(Stored items)

===

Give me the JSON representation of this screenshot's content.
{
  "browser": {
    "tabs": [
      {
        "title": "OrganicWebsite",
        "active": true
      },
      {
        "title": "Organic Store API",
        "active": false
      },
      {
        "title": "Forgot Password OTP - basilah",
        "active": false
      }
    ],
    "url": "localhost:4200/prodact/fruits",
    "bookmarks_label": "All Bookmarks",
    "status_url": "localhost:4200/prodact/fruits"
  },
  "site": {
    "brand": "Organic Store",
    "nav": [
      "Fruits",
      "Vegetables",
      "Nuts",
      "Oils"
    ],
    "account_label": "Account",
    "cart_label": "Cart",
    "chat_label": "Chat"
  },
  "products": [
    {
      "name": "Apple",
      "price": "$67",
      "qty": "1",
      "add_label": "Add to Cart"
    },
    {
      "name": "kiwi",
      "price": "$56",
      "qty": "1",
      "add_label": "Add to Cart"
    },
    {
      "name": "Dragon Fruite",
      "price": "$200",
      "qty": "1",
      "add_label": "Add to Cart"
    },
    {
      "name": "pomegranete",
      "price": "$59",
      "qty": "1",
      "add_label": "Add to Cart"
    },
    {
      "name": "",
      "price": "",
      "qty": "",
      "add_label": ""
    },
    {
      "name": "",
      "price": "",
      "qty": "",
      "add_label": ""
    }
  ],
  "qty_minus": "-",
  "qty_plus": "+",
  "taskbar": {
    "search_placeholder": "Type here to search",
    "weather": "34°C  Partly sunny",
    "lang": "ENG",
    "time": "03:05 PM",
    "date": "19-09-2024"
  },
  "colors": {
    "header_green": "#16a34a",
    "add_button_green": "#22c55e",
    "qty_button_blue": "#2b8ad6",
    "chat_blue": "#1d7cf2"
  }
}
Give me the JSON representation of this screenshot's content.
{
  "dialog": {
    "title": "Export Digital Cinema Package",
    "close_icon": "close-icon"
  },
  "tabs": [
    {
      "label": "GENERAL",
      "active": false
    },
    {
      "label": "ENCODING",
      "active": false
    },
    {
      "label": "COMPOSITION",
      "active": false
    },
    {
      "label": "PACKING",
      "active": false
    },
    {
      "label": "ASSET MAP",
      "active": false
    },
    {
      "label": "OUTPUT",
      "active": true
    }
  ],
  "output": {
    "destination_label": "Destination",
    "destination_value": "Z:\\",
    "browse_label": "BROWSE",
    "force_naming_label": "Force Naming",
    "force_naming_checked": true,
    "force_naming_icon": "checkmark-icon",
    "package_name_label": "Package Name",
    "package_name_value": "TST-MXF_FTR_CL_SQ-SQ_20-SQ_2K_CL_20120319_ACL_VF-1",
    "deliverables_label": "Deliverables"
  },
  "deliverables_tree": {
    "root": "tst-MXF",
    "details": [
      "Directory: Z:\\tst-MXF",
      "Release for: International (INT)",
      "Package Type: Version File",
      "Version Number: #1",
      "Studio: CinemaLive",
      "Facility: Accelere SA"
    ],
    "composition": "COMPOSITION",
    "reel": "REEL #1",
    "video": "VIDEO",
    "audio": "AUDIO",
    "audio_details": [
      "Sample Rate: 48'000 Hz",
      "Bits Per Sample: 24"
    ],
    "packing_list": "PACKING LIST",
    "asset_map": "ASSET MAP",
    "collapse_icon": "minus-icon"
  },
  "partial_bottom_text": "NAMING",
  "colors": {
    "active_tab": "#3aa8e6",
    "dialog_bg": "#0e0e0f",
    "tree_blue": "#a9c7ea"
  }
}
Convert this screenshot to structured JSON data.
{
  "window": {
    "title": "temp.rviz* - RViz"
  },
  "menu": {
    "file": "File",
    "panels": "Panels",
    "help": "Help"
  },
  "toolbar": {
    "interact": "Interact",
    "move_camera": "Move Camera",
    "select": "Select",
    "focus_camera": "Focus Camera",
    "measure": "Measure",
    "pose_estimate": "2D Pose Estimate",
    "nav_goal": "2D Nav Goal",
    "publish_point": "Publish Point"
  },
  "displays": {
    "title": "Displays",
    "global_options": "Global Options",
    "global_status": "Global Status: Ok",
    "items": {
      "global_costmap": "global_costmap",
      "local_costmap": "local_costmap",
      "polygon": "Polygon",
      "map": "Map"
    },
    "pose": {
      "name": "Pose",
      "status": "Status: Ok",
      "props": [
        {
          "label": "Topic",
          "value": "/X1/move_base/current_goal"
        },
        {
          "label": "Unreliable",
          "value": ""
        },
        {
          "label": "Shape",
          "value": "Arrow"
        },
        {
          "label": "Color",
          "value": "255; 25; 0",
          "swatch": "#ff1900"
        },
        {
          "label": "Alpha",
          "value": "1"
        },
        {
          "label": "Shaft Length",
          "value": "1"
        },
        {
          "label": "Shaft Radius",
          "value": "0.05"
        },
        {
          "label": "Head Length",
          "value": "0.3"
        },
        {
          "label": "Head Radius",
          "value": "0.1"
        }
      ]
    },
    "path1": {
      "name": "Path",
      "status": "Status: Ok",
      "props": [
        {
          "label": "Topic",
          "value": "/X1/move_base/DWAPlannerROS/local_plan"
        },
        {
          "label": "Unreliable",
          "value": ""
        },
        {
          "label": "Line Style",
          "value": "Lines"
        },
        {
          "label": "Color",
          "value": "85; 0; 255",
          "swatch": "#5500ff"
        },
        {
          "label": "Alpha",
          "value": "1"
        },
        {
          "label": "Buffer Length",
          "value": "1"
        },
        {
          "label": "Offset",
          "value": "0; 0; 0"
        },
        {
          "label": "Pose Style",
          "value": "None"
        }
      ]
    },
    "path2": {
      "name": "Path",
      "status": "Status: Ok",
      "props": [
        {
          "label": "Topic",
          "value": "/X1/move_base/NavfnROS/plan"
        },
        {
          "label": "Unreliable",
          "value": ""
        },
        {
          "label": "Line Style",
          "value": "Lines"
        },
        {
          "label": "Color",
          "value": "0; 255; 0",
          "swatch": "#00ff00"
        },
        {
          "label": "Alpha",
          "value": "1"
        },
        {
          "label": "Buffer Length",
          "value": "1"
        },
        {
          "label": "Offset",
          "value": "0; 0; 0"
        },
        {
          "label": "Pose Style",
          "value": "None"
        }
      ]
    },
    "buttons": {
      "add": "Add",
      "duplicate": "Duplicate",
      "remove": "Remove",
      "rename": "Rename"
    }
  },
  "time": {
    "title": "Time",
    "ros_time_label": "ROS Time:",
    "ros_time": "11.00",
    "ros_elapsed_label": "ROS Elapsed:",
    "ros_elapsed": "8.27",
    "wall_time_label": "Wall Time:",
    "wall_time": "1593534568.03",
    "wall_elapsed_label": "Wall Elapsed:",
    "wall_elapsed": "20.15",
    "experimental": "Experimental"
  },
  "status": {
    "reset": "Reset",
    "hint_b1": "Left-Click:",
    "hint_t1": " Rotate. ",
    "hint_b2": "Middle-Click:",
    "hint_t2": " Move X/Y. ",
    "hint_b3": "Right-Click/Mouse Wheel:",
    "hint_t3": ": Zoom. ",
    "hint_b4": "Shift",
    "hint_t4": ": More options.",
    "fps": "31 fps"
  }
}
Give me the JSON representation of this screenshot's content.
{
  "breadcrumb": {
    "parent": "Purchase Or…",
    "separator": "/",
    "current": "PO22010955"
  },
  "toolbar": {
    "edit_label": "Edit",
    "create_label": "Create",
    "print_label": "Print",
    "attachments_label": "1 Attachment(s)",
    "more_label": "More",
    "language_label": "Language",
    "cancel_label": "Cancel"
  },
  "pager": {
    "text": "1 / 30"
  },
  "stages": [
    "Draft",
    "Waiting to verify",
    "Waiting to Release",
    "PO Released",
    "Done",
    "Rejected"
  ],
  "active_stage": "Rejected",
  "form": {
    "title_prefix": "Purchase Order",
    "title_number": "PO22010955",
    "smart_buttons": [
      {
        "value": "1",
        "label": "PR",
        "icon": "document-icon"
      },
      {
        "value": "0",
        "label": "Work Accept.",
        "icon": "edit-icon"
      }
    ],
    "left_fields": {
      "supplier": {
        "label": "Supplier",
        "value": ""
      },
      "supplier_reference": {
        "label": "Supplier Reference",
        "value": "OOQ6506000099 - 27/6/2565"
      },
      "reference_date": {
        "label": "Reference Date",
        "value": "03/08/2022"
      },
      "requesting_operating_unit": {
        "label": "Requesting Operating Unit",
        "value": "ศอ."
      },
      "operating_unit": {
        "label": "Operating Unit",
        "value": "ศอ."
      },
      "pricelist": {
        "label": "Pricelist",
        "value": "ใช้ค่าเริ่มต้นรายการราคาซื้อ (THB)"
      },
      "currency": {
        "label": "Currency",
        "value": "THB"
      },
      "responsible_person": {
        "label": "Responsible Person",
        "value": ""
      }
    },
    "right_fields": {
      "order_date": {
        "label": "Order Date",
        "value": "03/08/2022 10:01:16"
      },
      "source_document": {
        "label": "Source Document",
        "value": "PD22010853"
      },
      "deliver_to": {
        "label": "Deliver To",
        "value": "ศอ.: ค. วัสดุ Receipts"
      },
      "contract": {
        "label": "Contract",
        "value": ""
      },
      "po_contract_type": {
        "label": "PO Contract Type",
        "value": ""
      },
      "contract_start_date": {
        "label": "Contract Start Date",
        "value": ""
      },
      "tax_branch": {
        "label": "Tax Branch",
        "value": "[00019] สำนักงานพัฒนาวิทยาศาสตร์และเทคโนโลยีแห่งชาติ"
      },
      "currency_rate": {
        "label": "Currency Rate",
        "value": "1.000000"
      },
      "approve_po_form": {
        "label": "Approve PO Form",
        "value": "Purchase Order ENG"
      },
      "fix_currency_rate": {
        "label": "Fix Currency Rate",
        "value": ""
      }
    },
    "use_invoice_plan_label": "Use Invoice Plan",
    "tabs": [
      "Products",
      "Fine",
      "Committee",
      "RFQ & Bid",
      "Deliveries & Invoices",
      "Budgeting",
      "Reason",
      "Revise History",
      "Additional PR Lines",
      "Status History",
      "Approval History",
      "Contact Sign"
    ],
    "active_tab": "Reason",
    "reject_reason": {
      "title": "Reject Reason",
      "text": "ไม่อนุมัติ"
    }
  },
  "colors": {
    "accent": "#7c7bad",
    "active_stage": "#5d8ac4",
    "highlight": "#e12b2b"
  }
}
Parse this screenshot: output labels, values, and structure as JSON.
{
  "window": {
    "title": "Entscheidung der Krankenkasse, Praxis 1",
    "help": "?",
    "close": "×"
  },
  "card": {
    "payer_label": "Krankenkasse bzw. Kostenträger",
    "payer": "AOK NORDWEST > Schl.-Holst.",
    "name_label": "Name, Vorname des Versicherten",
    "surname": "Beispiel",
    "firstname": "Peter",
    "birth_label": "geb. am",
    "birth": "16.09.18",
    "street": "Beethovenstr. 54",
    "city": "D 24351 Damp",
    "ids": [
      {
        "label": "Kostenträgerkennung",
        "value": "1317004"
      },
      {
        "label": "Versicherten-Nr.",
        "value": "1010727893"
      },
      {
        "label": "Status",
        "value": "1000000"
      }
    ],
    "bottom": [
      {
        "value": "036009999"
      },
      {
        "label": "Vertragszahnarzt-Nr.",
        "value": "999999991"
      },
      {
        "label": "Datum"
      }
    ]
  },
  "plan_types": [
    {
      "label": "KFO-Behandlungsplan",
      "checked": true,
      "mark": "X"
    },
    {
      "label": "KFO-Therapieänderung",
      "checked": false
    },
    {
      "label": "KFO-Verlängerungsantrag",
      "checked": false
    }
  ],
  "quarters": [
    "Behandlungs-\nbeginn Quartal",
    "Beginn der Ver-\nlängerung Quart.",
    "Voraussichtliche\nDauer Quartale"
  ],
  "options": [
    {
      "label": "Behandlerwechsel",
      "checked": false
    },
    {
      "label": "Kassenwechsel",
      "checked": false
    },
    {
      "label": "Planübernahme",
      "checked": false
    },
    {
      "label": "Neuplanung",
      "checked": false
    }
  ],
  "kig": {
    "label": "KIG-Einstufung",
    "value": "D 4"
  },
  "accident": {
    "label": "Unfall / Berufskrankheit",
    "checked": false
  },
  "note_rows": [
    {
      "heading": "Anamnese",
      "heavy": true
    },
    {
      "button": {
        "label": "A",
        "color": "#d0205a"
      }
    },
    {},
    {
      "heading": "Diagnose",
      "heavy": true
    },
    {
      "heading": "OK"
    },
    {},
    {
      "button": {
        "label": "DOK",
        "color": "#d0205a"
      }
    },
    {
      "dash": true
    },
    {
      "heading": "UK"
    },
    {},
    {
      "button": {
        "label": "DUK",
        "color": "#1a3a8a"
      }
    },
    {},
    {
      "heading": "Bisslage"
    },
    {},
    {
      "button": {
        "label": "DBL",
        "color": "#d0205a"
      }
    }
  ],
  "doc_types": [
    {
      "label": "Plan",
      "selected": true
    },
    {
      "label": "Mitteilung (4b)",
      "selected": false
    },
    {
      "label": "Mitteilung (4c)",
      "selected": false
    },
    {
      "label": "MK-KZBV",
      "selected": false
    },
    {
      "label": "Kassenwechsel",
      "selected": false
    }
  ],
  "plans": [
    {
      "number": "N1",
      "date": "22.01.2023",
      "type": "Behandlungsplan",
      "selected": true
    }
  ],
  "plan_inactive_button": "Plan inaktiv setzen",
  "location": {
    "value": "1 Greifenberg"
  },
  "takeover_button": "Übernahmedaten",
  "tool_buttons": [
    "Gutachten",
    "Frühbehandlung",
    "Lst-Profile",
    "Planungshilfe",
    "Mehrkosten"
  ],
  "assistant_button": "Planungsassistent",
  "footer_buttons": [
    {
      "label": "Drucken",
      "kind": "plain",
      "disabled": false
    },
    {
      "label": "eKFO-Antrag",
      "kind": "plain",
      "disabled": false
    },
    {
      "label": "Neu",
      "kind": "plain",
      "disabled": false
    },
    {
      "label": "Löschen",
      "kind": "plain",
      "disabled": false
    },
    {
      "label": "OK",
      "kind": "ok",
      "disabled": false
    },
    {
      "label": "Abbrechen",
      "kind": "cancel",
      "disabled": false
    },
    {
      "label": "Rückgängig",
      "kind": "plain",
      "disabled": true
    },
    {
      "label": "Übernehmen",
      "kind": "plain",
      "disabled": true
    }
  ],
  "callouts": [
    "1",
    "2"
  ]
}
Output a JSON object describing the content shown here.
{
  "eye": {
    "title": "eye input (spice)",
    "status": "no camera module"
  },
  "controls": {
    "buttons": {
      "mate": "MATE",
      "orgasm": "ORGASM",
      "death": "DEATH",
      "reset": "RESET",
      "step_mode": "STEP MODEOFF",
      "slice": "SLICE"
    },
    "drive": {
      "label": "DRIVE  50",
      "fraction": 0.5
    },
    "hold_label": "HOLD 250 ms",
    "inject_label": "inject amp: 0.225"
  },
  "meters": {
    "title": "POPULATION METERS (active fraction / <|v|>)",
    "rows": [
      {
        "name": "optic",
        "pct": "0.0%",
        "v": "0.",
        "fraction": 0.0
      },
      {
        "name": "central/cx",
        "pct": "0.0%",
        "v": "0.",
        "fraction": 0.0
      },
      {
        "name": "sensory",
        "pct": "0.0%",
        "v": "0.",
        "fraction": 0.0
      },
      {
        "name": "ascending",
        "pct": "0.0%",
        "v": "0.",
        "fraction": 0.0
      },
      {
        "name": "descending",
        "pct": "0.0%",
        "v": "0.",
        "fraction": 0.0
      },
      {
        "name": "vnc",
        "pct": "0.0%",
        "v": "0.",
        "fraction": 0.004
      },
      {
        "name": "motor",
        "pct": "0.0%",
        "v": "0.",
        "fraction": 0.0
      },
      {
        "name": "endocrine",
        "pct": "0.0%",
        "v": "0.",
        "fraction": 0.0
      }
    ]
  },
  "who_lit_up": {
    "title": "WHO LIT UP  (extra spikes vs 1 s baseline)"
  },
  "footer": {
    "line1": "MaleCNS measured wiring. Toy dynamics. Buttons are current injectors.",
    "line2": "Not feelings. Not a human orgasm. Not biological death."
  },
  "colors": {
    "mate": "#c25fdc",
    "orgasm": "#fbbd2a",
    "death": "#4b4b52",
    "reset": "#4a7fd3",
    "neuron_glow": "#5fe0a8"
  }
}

===

What to produce → Of the lines in the material, how many contain the word "History"? Reply with the number and nothing else.

Output for this exercise → 3